CHALLENGE:
All the data should come back exactly as it was given.

Stored data
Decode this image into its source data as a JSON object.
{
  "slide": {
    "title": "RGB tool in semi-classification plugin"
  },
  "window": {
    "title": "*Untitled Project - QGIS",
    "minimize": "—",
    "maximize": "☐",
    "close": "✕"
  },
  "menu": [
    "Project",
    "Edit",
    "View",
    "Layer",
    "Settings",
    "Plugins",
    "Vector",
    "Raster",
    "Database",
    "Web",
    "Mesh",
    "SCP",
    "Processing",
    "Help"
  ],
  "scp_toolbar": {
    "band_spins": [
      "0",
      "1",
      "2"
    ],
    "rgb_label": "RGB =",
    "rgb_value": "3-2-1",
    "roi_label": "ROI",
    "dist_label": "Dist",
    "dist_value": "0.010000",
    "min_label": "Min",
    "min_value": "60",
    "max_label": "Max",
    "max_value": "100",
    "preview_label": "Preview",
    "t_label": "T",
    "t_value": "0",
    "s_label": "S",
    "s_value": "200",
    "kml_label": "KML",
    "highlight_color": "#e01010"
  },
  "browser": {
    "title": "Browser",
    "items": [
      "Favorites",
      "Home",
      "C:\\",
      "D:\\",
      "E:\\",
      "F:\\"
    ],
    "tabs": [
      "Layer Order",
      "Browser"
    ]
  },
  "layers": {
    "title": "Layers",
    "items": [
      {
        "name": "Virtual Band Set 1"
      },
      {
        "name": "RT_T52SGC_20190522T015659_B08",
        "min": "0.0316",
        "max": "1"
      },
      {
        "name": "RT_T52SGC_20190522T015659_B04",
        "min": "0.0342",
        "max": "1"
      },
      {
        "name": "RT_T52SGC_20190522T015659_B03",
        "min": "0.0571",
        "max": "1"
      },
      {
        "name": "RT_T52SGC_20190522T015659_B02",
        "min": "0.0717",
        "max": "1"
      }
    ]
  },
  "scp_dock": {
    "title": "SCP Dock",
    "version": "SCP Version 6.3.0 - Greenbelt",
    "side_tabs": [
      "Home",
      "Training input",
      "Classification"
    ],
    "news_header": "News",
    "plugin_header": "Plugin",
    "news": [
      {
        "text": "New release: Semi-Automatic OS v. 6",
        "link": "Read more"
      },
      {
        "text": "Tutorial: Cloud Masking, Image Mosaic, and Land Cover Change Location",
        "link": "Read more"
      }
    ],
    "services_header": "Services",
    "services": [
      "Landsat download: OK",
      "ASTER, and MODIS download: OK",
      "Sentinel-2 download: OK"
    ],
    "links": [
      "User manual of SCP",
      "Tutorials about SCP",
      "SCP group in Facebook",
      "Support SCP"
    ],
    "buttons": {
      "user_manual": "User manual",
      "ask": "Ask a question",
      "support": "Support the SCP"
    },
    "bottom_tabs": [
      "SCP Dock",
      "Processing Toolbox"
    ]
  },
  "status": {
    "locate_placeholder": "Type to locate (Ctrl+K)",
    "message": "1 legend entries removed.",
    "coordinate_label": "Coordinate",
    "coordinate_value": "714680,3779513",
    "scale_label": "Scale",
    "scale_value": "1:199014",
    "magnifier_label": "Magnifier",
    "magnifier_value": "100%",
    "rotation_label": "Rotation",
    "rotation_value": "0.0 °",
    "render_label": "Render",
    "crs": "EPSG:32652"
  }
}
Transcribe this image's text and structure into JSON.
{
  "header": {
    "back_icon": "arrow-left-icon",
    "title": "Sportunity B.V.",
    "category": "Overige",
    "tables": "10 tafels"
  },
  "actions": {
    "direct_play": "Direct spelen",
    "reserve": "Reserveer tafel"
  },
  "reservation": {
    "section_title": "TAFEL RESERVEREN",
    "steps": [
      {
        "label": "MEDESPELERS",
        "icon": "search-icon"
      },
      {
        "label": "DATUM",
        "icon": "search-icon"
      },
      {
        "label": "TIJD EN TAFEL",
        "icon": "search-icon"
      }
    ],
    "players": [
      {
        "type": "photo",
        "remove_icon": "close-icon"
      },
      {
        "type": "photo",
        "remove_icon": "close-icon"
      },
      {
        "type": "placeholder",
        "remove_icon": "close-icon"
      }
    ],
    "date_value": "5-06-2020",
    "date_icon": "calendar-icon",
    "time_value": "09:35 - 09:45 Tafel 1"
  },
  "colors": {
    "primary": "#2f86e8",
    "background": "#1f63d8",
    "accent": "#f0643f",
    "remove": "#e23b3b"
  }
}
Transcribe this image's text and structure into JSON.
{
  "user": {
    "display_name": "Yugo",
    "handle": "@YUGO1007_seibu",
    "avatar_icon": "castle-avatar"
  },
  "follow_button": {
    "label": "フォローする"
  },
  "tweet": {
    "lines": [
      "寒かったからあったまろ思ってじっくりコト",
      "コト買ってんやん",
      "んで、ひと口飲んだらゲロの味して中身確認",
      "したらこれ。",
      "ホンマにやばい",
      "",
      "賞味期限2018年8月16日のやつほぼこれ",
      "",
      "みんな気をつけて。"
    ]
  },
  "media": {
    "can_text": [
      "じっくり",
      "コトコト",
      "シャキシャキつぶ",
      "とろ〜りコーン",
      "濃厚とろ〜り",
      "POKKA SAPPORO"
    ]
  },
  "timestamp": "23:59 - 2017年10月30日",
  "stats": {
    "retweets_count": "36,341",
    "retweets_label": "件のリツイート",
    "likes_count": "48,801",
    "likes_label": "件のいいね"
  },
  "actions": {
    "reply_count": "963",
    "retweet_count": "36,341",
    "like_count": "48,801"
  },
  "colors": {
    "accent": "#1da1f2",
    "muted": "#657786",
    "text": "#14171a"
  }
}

RESPONSE TO THIS TASK:
Decode this image into its source data as a JSON object.
{
  "slide": {
    "title": "RGB tool in semi-classification plugin"
  },
  "window": {
    "title": "*Untitled Project - QGIS",
    "minimize": "—",
    "maximize": "☐",
    "close": "✕"
  },
  "menu": [
    "Project",
    "Edit",
    "View",
    "Layer",
    "Settings",
    "Plugins",
    "Vector",
    "Raster",
    "Database",
    "Web",
    "Mesh",
    "SCP",
    "Processing",
    "Help"
  ],
  "scp_toolbar": {
    "band_spins": [
      "0",
      "1",
      "2"
    ],
    "rgb_label": "RGB =",
    "rgb_value": "3-2-1",
    "roi_label": "ROI",
    "dist_label": "Dist",
    "dist_value": "0.010000",
    "min_label": "Min",
    "min_value": "60",
    "max_label": "Max",
    "max_value": "100",
    "preview_label": "Preview",
    "t_label": "T",
    "t_value": "0",
    "s_label": "S",
    "s_value": "200",
    "kml_label": "KML",
    "highlight_color": "#e01010"
  },
  "browser": {
    "title": "Browser",
    "items": [
      "Favorites",
      "Home",
      "C:\\",
      "D:\\",
      "E:\\",
      "F:\\"
    ],
    "tabs": [
      "Layer Order",
      "Browser"
    ]
  },
  "layers": {
    "title": "Layers",
    "items": [
      {
        "name": "Virtual Band Set 1"
      },
      {
        "name": "RT_T52SGC_20190522T015659_B08",
        "min": "0.0316",
        "max": "1"
      },
      {
        "name": "RT_T52SGC_20190522T015659_B04",
        "min": "0.0342",
        "max": "1"
      },
      {
        "name": "RT_T52SGC_20190522T015659_B03",
        "min": "0.0571",
        "max": "1"
      },
      {
        "name": "RT_T52SGC_20190522T015659_B02",
        "min": "0.0717",
        "max": "1"
      }
    ]
  },
  "scp_dock": {
    "title": "SCP Dock",
    "version": "SCP Version 6.3.0 - Greenbelt",
    "side_tabs": [
      "Home",
      "Training input",
      "Classification"
    ],
    "news_header": "News",
    "plugin_header": "Plugin",
    "news": [
      {
        "text": "New release: Semi-Automatic OS v. 6",
        "link": "Read more"
      },
      {
        "text": "Tutorial: Cloud Masking, Image Mosaic, and Land Cover Change Location",
        "link": "Read more"
      }
    ],
    "services_header": "Services",
    "services": [
      "Landsat download: OK",
      "ASTER, and MODIS download: OK",
      "Sentinel-2 download: OK"
    ],
    "links": [
      "User manual of SCP",
      "Tutorials about SCP",
      "SCP group in Facebook",
      "Support SCP"
    ],
    "buttons": {
      "user_manual": "User manual",
      "ask": "Ask a question",
      "support": "Support the SCP"
    },
    "bottom_tabs": [
      "SCP Dock",
      "Processing Toolbox"
    ]
  },
  "status": {
    "locate_placeholder": "Type to locate (Ctrl+K)",
    "message": "1 legend entries removed.",
    "coordinate_label": "Coordinate",
    "coordinate_value": "714680,3779513",
    "scale_label": "Scale",
    "scale_value": "1:199014",
    "magnifier_label": "Magnifier",
    "magnifier_value": "100%",
    "rotation_label": "Rotation",
    "rotation_value": "0.0 °",
    "render_label": "Render",
    "crs": "EPSG:32652"
  }
}
Transcribe this image's text and structure into JSON.
{
  "header": {
    "back_icon": "arrow-left-icon",
    "title": "Sportunity B.V.",
    "category": "Overige",
    "tables": "10 tafels"
  },
  "actions": {
    "direct_play": "Direct spelen",
    "reserve": "Reserveer tafel"
  },
  "reservation": {
    "section_title": "TAFEL RESERVEREN",
    "steps": [
      {
        "label": "MEDESPELERS",
        "icon": "search-icon"
      },
      {
        "label": "DATUM",
        "icon": "search-icon"
      },
      {
        "label": "TIJD EN TAFEL",
        "icon": "search-icon"
      }
    ],
    "players": [
      {
        "type": "photo",
        "remove_icon": "close-icon"
      },
      {
        "type": "photo",
        "remove_icon": "close-icon"
      },
      {
        "type": "placeholder",
        "remove_icon": "close-icon"
      }
    ],
    "date_value": "5-06-2020",
    "date_icon": "calendar-icon",
    "time_value": "09:35 - 09:45 Tafel 1"
  },
  "colors": {
    "primary": "#2f86e8",
    "background": "#1f63d8",
    "accent": "#f0643f",
    "remove": "#e23b3b"
  }
}
Transcribe this image's text and structure into JSON.
{
  "user": {
    "display_name": "Yugo",
    "handle": "@YUGO1007_seibu",
    "avatar_icon": "castle-avatar"
  },
  "follow_button": {
    "label": "フォローする"
  },
  "tweet": {
    "lines": [
      "寒かったからあったまろ思ってじっくりコト",
      "コト買ってんやん",
      "んで、ひと口飲んだらゲロの味して中身確認",
      "したらこれ。",
      "ホンマにやばい",
      "",
      "賞味期限2018年8月16日のやつほぼこれ",
      "",
      "みんな気をつけて。"
    ]
  },
  "media": {
    "can_text": [
      "じっくり",
      "コトコト",
      "シャキシャキつぶ",
      "とろ〜りコーン",
      "濃厚とろ〜り",
      "POKKA SAPPORO"
    ]
  },
  "timestamp": "23:59 - 2017年10月30日",
  "stats": {
    "retweets_count": "36,341",
    "retweets_label": "件のリツイート",
    "likes_count": "48,801",
    "likes_label": "件のいいね"
  },
  "actions": {
    "reply_count": "963",
    "retweet_count": "36,341",
    "like_count": "48,801"
  },
  "colors": {
    "accent": "#1da1f2",
    "muted": "#657786",
    "text": "#14171a"
  }
}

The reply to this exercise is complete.